■ **INSTRUCTIONS TO FOLLOW**: For the listing below, give the number of lines in which "music" occurs. Add nothing.

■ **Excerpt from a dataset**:
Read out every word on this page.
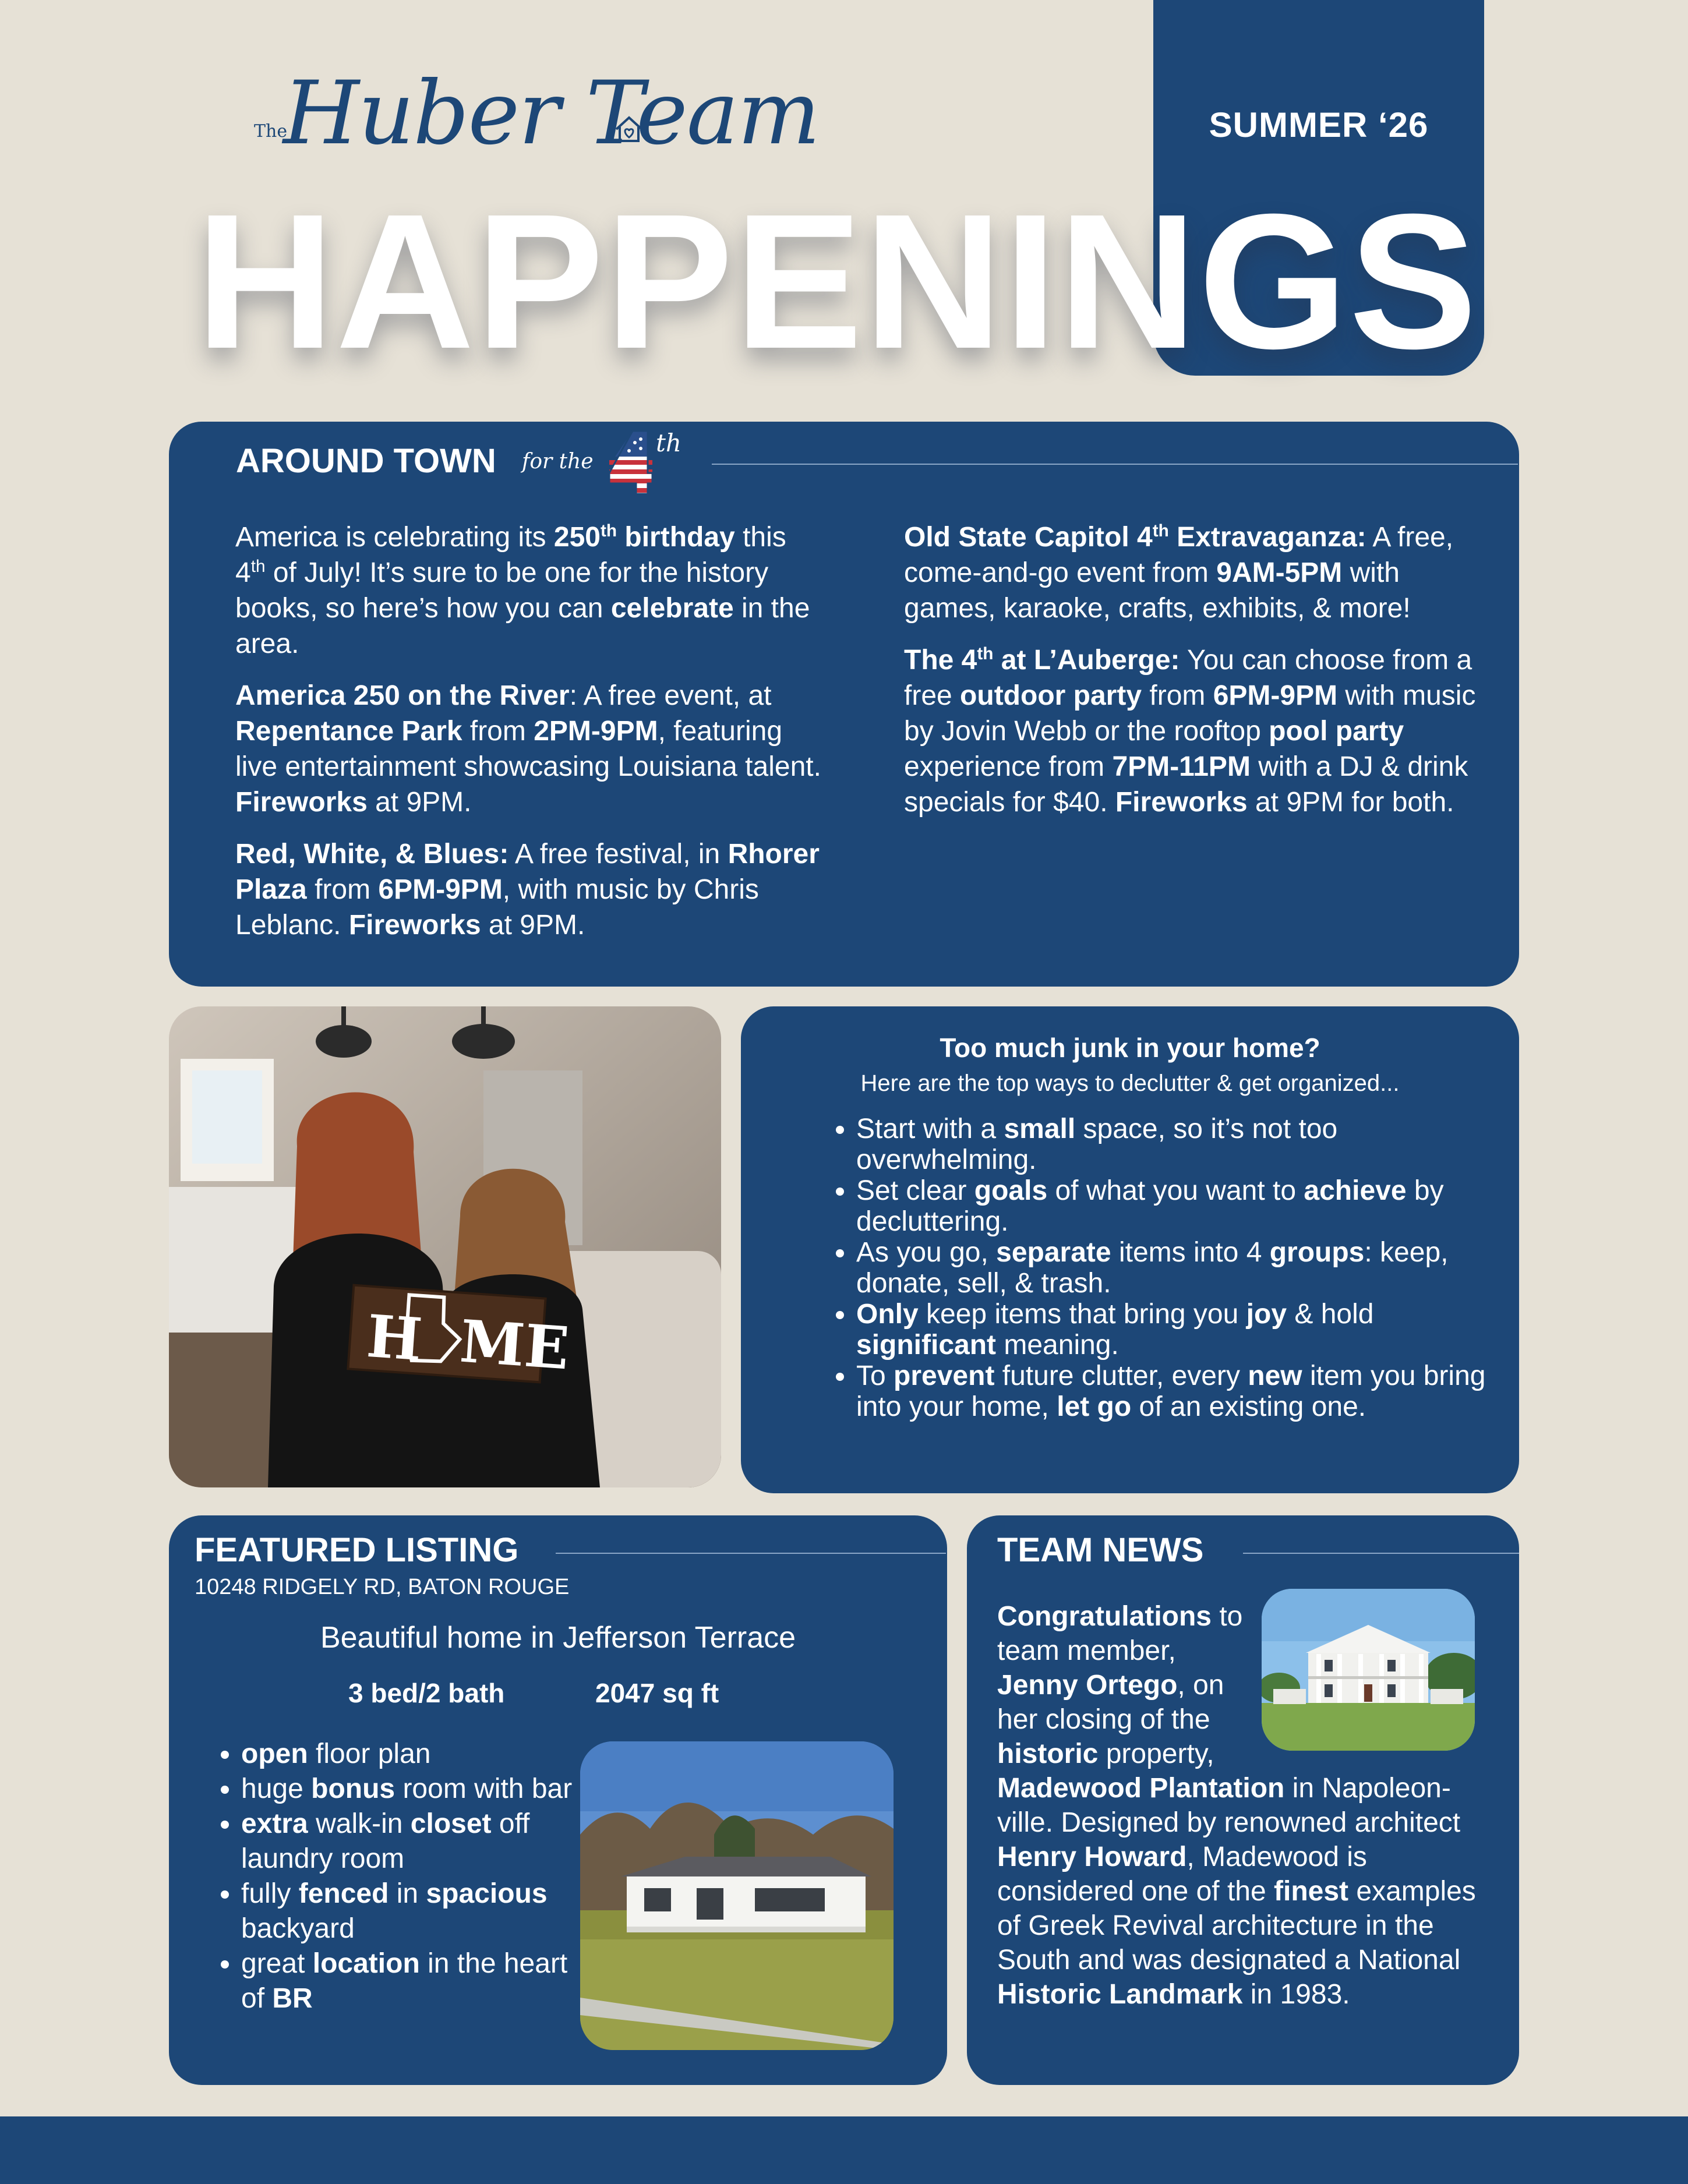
SUMMER ‘26
The
Huber Team
HAPPENINGS
AROUND TOWN for the
th

America is celebrating its 250th birthday this 4th of July! It’s sure to be one for the history books, so here’s how you can celebrate in the area.

America 250 on the River: A free event, at Repentance Park from 2PM-9PM, featuring live entertainment showcasing Louisiana talent. Fireworks at 9PM.

Red, White, & Blues: A free festival, in Rhorer Plaza from 6PM-9PM, with music by Chris Leblanc. Fireworks at 9PM.

Old State Capitol 4th Extravaganza: A free, come-and-go event from 9AM-5PM with games, karaoke, crafts, exhibits, & more!

The 4th at L’Auberge: You can choose from a free outdoor party from 6PM-9PM with music by Jovin Webb or the rooftop pool party experience from 7PM-11PM with a DJ & drink specials for $40. Fireworks at 9PM for both.

H ME
Too much junk in your home?
Here are the top ways to declutter & get organized...
• Start with a small space, so it’s not too overwhelming.
• Set clear goals of what you want to achieve by decluttering.
• As you go, separate items into 4 groups: keep, donate, sell, & trash.
• Only keep items that bring you joy & hold significant meaning.
• To prevent future clutter, every new item you bring into your home, let go of an existing one.
FEATURED LISTING
10248 RIDGELY RD, BATON ROUGE
Beautiful home in Jefferson Terrace
3 bed/2 bath	2047 sq ft
• open floor plan
• huge bonus room with bar
• extra walk-in closet off laundry room
• fully fenced in spacious backyard
• great location in the heart of BR
TEAM NEWS
Congratulations to team member, Jenny Ortego, on her closing of the historic property,
Madewood Plantation in Napoleon-ville. Designed by renowned architect Henry Howard, Madewood is considered one of the finest examples of Greek Revival architecture in the South and was designated a National Historic Landmark in 1983.
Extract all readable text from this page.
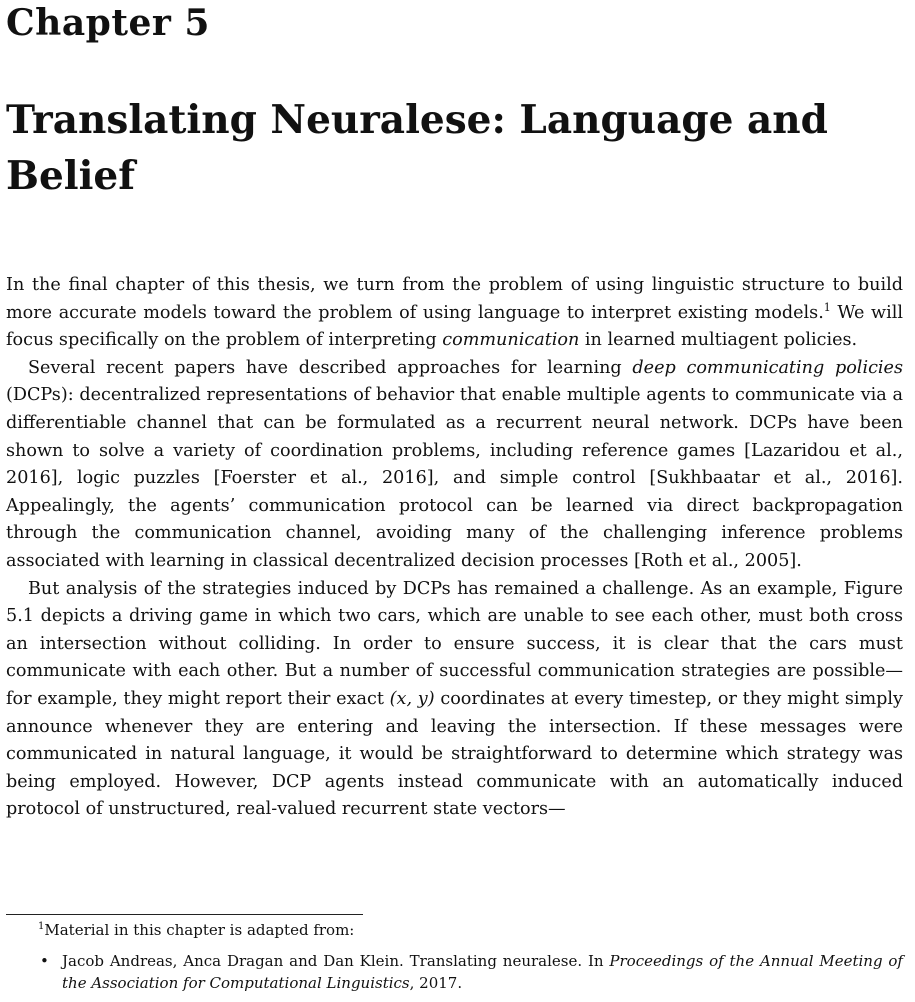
Chapter 5
Translating Neuralese: Language and Belief

In the final chapter of this thesis, we turn from the problem of using linguistic structure to build more accurate models toward the problem of using language to interpret existing models.$^1$ We will focus specifically on the problem of interpreting communication in learned multiagent policies.

Several recent papers have described approaches for learning deep communicating policies (DCPs): decentralized representations of behavior that enable multiple agents to communicate via a differentiable channel that can be formulated as a recurrent neural network. DCPs have been shown to solve a variety of coordination problems, including reference games [Lazaridou et al., 2016], logic puzzles [Foerster et al., 2016], and simple control [Sukhbaatar et al., 2016]. Appealingly, the agents’ communication protocol can be learned via direct backpropagation through the communication channel, avoiding many of the challenging inference problems associated with learning in classical decentralized decision processes [Roth et al., 2005].

But analysis of the strategies induced by DCPs has remained a challenge. As an example, Figure 5.1 depicts a driving game in which two cars, which are unable to see each other, must both cross an intersection without colliding. In order to ensure success, it is clear that the cars must communicate with each other. But a number of successful communication strategies are possible—for example, they might report their exact (x, y) coordinates at every timestep, or they might simply announce whenever they are entering and leaving the intersection. If these messages were communicated in natural language, it would be straightforward to determine which strategy was being employed. However, DCP agents instead communicate with an automatically induced protocol of unstructured, real-valued recurrent state vectors—

$^1$Material in this chapter is adapted from:

• Jacob Andreas, Anca Dragan and Dan Klein. Translating neuralese. In Proceedings of the Annual Meeting of the Association for Computational Linguistics, 2017.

■ **ANSWER TO THIS TASK**: 2